━━━━━ Dataset content ━━━━━

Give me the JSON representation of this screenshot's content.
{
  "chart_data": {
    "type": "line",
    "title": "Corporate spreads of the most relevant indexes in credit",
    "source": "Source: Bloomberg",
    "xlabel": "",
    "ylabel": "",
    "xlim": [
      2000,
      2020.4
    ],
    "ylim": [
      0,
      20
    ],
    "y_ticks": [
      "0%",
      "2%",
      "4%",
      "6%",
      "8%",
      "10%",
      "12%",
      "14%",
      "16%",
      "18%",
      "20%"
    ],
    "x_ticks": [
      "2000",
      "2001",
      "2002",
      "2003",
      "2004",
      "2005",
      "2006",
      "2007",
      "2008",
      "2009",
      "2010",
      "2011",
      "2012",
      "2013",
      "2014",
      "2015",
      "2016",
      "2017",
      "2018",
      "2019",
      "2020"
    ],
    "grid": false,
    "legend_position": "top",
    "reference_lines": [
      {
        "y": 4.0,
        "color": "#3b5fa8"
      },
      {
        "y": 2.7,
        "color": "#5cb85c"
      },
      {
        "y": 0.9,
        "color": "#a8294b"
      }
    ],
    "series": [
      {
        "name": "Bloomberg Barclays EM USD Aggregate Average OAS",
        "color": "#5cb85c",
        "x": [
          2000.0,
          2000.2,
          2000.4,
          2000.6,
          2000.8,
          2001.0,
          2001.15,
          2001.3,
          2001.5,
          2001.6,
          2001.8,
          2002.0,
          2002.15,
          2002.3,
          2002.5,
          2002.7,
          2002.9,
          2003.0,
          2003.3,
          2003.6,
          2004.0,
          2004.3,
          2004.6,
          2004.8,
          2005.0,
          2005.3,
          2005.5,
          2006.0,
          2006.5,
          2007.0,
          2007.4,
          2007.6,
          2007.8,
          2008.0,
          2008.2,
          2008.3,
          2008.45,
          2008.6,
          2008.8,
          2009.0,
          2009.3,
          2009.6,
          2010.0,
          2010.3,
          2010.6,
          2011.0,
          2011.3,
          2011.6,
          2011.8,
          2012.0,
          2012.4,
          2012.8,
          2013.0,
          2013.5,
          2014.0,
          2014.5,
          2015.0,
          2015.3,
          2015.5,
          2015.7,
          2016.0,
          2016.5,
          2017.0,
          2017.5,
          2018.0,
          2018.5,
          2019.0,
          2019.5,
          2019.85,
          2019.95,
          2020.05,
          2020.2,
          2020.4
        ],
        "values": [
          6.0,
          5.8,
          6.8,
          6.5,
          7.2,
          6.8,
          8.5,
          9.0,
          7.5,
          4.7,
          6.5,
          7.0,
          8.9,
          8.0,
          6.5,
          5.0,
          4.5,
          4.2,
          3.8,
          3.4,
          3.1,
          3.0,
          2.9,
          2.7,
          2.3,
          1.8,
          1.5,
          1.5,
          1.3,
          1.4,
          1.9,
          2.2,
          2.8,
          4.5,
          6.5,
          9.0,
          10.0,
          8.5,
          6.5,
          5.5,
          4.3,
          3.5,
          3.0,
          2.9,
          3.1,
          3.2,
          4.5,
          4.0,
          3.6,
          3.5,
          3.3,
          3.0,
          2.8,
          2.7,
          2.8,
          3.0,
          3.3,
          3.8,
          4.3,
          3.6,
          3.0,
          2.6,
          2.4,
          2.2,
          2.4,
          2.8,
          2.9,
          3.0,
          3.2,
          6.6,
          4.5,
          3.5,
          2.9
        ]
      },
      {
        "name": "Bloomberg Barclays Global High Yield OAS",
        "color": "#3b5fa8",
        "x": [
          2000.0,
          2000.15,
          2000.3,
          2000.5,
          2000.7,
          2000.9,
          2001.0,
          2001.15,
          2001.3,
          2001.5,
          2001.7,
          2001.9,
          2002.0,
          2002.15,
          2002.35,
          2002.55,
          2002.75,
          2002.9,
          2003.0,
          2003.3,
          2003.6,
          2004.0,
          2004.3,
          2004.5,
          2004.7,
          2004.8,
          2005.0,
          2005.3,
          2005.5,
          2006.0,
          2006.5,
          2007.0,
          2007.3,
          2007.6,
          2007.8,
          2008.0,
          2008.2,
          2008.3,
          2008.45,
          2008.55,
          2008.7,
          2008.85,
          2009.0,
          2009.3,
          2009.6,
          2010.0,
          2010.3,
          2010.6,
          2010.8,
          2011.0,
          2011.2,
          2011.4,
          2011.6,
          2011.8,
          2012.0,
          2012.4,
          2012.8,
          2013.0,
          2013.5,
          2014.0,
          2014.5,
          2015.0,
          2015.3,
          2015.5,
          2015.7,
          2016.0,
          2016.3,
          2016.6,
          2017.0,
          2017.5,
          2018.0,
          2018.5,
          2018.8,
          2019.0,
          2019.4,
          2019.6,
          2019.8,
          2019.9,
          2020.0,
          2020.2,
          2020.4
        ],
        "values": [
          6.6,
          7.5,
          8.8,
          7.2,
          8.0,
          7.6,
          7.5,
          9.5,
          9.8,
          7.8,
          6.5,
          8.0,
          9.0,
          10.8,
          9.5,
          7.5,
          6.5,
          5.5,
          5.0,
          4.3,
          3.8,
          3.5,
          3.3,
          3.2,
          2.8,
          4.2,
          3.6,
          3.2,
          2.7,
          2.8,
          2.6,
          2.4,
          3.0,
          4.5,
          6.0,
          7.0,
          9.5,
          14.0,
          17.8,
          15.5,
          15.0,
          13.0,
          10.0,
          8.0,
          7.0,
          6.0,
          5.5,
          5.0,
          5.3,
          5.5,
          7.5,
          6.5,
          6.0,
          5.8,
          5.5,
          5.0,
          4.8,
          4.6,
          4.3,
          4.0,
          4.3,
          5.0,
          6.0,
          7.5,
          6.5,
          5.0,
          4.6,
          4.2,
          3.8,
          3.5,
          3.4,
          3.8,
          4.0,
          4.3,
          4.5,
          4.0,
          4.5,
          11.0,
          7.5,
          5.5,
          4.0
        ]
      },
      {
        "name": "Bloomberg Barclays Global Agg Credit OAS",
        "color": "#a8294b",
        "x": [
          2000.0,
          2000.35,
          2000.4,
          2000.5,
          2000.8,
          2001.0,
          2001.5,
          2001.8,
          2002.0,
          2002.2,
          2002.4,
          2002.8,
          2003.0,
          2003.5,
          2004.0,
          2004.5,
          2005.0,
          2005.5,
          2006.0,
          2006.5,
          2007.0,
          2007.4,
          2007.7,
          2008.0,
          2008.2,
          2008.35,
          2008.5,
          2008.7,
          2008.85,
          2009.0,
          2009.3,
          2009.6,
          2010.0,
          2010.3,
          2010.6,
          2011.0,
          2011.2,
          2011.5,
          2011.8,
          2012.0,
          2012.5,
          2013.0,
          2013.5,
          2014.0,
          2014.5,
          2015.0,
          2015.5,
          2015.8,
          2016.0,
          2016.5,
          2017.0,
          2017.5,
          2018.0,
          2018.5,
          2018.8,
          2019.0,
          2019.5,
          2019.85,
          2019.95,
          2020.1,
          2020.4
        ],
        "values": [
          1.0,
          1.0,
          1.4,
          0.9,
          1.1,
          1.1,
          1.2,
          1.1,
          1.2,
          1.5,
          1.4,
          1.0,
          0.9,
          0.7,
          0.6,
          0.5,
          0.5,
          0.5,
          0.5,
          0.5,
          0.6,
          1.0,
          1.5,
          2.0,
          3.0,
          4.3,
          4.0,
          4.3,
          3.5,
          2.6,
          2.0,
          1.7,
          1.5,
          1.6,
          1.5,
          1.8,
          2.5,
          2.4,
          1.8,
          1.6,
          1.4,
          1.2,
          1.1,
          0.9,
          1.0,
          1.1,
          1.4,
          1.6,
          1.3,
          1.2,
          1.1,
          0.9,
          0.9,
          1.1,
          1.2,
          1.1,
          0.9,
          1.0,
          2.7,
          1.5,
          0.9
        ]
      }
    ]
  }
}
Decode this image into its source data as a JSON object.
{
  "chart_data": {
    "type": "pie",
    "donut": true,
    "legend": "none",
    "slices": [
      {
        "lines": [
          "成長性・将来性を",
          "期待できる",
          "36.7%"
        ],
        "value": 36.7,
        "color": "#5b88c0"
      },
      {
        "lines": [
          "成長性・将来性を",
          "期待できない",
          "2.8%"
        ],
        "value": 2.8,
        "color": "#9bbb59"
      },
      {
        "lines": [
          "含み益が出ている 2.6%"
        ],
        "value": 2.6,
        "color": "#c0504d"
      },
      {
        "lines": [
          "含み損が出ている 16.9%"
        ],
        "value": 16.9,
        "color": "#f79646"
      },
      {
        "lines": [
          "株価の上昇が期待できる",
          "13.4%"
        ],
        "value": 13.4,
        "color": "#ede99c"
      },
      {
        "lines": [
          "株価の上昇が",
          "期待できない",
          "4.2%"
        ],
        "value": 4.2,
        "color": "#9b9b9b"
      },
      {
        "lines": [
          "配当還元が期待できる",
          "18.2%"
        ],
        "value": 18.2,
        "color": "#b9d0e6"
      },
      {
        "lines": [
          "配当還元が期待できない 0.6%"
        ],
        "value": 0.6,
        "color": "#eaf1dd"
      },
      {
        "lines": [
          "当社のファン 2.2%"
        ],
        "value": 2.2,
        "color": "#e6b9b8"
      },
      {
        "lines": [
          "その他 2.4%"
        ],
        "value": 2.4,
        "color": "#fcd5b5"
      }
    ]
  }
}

━━━━━

▸ Exercise directions
Search the records above for "this". Copy each line where it is found.

▸ Task answer
Give me the JSON representation of this screenshot's content.
Decode this image into its source data as a JSON object.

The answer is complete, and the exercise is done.